++++ EXTRAIT À LIRE ++++
41,8 x 30,8 cm
Aquarelle, gouache et feuilles d’or sur papier
Porte une étiquette 285 sur le verre du cadre en bas à gauche
Dans son cadre à fronton d’origine daté 1909 (57,9 x 46 cm)
Provenance :
Belgique, collection particulière.
Bibliographie :
Charlotte Foucher, « Elisabeth Sonrel (1874-1953) : une artiste symboliste oubliée » in Bulletin des amis de Sceaux, Sceaux, n°25, 2009
Formée très jeune à l’exercice de la peinture par son père, Nicolas Stéphane Sonrel, la jeune Élisabeth évolue dans un milieu familial favorable à une carrière artistique. Cependant, l’accès à l’académie des Beaux-Arts de Paris étant refusé aux femmes jusqu’en 1897, elle intègre l’Académie Julian à l’âge de 17 ans sous l’enseignement de Jules Lefebvre, afin de terminer sa formation.
Prise entre deux siècles, Sonrel suit les tendances artistiques décoratives qui placent, au début du XXe siècle, la figure féminine et la nature au centre de l’attention. Entre symbolisme et art nouveau, ses œuvres font également preuve d’un certain mysticisme qu’elle traduit à travers la beauté sage et sérieuse de ses modèles. Ses sujets, principalement féminins, arborent deux qualités esthétiques chère à l’artiste : la tendresse et l’élégance.
La délicatesse de son œuvre fut en partie provoquée par un voyage à Florence effectué au début du siècle qui marquera profondément son style. Ainsi, ces figures féminines aux doux visages idéalisés sont communément empreintes d’une grâce botticellienne, et représentées dans des décors arborés résultant, entre autres, de ses nombreuses visites de la forêt bretonne de Brocéliande, des paysages de Concarneau, et de Plougastel.
En France, la seconde moitié du XIXe voit la résurgence du Moyen-Âge en réaction aux bouleversements économiques et leurs impacts sociaux provoqués par la Révolution industrielle. L’idéalisation de ce passé inspire de nombreux artistes et place naturellement le sacré au cœur de leur travail. Cette veine mystique touche intensément l’œuvre de Sonrel et la rapproche étroitement de ses contemporains Pierre Puvis de Chavannes (Lyon, 1824 – Paris, 1898) et Edgar Maxence (Nantes, 1871 - La Bernerie-en-Retz, 1954) pour la prédominance du sacré et leur vision panthéiste de la nature.
++++
**CONSIGNES À SUIVRE**
A. Répondez brièvement à ces questions sur la notice sur Élisabeth Sonrel :
(i) Dans quelle académie entre-t-elle à 17 ans, et sous l'enseignement de qui ?
(ii) Quelle ville visite-t-elle au début du siècle ?
(iii) Quelle date porte le cadre à fronton d'origine ?
B. Donnez la suite de la notice sur Élisabeth Sonrel, en reprenant après sa dernière phrase, s'il vous plaît.
La liste qui suit ne joue aucun rôle dans ce travail.
++++ DONNÉES FOURNIES ++++
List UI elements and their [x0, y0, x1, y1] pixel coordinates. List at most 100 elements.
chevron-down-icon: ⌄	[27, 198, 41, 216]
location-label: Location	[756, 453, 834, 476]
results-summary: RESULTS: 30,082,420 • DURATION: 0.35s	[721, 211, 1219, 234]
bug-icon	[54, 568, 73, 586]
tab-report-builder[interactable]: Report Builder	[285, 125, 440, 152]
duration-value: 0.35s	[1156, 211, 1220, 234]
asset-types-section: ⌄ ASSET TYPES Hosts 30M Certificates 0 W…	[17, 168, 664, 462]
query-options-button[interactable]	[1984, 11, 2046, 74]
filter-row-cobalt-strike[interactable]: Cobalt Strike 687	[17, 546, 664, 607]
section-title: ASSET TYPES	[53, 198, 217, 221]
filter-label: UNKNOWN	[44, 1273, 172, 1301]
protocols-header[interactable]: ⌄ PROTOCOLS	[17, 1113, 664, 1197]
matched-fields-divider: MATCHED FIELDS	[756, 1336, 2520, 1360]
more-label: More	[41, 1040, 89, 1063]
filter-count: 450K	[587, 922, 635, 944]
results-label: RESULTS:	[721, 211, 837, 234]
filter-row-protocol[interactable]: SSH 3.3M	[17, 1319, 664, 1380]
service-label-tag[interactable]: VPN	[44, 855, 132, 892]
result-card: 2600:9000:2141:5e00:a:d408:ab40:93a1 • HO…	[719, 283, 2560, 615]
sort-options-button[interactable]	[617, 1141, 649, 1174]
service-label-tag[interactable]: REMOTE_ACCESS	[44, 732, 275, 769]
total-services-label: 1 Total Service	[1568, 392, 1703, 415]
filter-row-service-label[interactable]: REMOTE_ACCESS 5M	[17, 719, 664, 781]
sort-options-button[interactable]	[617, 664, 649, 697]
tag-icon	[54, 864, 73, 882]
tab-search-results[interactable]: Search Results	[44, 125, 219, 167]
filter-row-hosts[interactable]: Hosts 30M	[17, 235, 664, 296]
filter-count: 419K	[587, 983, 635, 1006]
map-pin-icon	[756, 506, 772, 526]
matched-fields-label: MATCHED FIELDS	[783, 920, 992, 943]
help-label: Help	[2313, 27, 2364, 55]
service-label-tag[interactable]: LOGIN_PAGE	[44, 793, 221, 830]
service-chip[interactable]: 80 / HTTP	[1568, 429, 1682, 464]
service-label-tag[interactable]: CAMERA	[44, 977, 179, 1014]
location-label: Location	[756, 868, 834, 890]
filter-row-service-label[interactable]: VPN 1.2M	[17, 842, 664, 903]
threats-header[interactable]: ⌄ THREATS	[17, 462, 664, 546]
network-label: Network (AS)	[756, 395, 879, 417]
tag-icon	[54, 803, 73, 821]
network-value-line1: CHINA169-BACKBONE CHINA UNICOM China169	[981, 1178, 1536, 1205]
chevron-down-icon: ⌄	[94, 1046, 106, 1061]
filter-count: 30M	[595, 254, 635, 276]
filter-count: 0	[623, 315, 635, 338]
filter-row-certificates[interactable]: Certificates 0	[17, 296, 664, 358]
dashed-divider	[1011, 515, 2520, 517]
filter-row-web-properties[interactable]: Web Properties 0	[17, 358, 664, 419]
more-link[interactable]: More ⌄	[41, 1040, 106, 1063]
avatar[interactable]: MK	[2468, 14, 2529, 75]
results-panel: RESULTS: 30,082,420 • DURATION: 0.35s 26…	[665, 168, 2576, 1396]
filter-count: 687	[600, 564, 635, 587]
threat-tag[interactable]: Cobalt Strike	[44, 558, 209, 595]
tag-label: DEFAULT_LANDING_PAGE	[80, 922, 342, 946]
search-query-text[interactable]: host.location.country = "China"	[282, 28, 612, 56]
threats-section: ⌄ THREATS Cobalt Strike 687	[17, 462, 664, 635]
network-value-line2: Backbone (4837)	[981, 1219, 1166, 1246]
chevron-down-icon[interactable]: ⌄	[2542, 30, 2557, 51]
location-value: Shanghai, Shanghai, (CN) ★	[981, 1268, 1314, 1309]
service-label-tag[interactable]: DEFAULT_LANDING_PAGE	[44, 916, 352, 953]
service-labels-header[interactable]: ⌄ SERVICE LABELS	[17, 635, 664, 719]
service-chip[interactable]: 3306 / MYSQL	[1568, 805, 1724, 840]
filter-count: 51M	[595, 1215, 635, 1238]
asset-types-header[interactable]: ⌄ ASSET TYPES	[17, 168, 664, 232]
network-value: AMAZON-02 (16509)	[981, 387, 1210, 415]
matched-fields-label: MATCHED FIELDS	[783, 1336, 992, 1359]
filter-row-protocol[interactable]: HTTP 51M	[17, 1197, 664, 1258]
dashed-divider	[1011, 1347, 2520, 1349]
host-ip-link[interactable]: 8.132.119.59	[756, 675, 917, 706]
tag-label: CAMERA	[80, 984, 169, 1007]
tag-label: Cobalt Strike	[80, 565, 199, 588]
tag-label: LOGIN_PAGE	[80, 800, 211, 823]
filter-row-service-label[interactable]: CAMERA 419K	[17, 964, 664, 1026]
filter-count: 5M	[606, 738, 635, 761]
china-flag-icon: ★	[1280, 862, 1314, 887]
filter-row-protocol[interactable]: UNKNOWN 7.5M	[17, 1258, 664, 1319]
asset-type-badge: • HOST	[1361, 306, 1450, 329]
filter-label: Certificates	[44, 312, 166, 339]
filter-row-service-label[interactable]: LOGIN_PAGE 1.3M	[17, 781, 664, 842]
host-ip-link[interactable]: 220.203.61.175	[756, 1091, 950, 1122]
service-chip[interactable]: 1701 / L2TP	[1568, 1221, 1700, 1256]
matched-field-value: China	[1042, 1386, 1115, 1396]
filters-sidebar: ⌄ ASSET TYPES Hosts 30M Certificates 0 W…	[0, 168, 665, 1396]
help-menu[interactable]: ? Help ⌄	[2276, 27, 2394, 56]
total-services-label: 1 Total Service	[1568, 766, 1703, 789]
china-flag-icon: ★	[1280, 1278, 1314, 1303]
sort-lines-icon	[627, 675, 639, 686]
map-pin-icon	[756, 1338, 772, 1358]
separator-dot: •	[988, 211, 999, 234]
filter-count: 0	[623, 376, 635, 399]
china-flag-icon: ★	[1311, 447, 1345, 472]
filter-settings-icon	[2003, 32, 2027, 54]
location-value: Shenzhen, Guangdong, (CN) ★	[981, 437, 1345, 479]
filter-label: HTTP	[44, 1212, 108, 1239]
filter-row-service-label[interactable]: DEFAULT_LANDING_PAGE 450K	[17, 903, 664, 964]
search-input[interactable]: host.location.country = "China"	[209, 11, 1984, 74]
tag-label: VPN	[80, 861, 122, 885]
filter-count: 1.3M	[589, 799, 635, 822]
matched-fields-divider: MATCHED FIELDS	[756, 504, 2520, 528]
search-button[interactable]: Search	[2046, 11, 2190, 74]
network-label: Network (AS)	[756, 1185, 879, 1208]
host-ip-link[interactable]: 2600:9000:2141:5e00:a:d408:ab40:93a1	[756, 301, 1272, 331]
++++
**RÉPONSES AUX CONSIGNES**
A.
(i) L'Académie Julian, sous l'enseignement de Jules Lefebvre.
(ii) Florence.
(iii) 1909.

B.
En utilisant la feuille d’or autour de notre figure, Sonrel apporte une dimension mystique supplémentaire suggérant une nouvelle fois le divin, un écho certain aux icônes religieuses du XIVe siècle invitant à la dévotion. Dans notre tableau, l’or est aussi rappelé par la couleur ocre utilisée pour le cartouche présent sous la figure annonçant : JACQUELINE. En effet, contrairement à ses contemporains, Sonrel gratifie ces femmes idéalisées de prénoms permettant de les identifier comme saintes ou figures pieuses en concentrant l’attention sur les détails de leur visage.
Grâce à une palette pastel créant un effet évanescent, Sonrel exprime la délicatesse et la mélancolie de ses modèles, à laquelle s’ajoute la dimension spirituelle, évoquée par l’utilisation de la feuille d’or. La technique de l’aquarelle, largement employée par l’artiste, lui permet également de créer des effets de matières, inspirés de son séjour italien, comme un léger sfumato autour de ses figures.
Représentée au Salon des artistes français, ainsi qu’à celui de la Société des aquarellistes français entre 1893 et 1939, Élisabeth Sonrel rafle tous les suffrages. Artiste symboliste par excellence, son œuvre fut cependant injustement oubliée durant presque un siècle avant d’être réhabilitée par la critique dans les années 1990. Spécialiste de la représentation de portraits féminins, elle occupe aujourd’hui une place prépondérante dans l’art pictural de la première moitié du XXe siècle.
M.O.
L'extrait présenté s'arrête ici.